• _WHAT IS NEEDED_
Pick out the lines containing "name".

--- BEGIN DATASET ENTRIES ---

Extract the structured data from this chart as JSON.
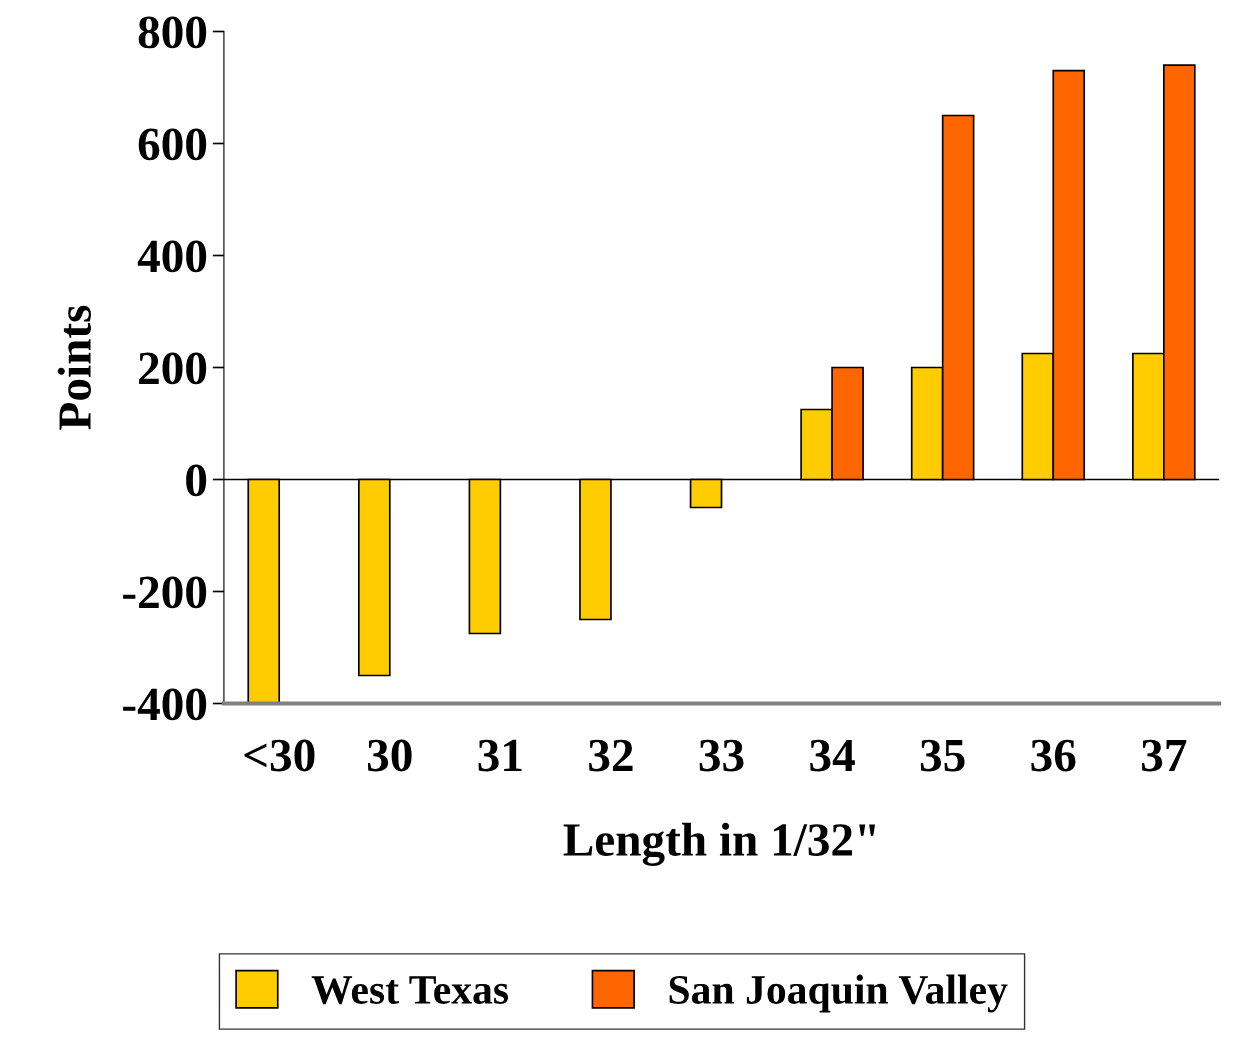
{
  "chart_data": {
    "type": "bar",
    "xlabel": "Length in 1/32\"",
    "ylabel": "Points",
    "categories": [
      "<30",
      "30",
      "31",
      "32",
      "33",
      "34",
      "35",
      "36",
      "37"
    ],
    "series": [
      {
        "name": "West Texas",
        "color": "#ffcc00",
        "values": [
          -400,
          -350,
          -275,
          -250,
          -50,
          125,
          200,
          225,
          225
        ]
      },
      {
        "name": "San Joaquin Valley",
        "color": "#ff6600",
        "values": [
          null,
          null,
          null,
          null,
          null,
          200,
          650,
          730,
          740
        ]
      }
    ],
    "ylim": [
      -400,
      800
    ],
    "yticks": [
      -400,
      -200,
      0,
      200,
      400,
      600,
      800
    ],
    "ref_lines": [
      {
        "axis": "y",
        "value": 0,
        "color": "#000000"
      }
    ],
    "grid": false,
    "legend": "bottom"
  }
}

--- END DATASET ENTRIES ---
--- BEGIN DATASET ENTRIES ---

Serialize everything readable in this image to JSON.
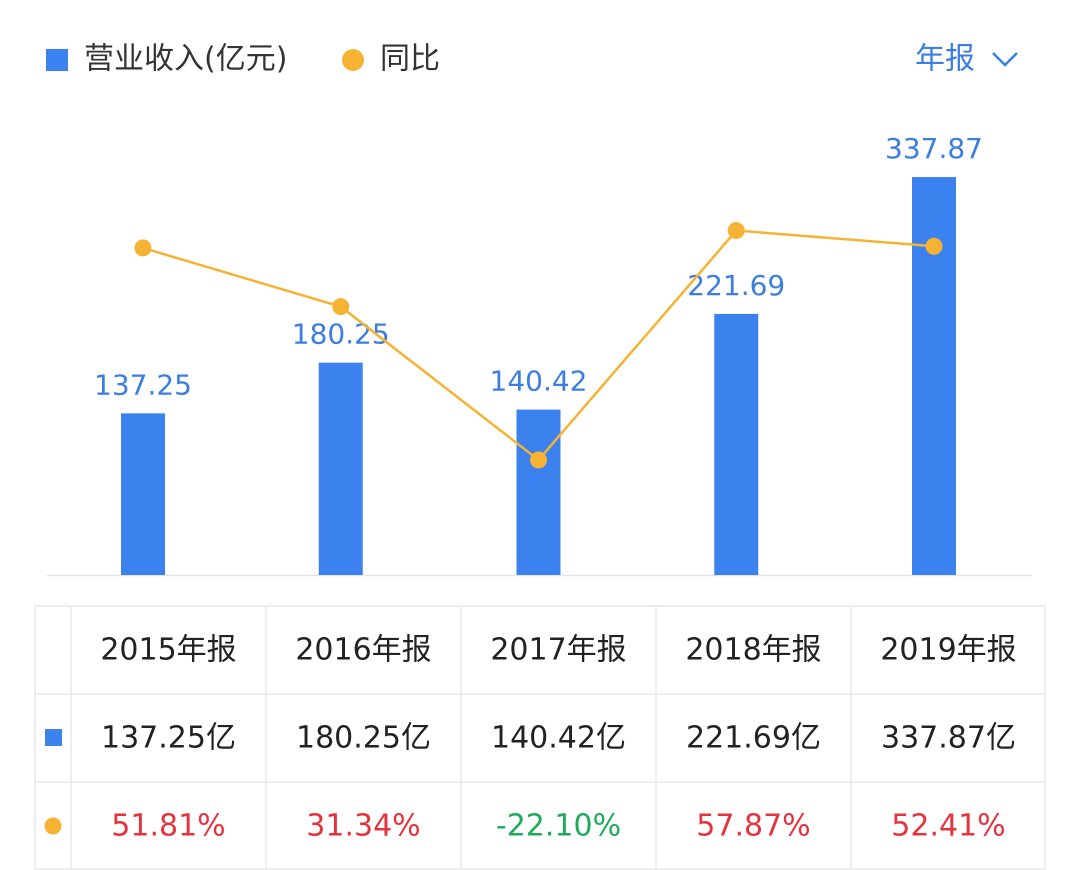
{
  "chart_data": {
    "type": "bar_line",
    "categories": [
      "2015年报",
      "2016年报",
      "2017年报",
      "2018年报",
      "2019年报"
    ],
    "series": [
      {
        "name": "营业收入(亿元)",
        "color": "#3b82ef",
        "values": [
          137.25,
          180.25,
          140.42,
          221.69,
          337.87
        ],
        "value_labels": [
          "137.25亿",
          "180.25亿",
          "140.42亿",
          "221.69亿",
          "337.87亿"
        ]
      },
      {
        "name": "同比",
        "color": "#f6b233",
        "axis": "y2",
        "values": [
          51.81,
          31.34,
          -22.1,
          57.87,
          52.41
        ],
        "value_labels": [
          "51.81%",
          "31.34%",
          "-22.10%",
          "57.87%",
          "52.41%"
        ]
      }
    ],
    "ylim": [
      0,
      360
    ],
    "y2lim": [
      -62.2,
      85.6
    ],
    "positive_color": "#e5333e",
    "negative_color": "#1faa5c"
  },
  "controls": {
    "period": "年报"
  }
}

--- END DATASET ENTRIES ---

• _SOLUTION TO THIS TASK_
        "name": "West Texas",
        "name": "San Joaquin Valley",
        "name": "营业收入(亿元)",
        "name": "同比",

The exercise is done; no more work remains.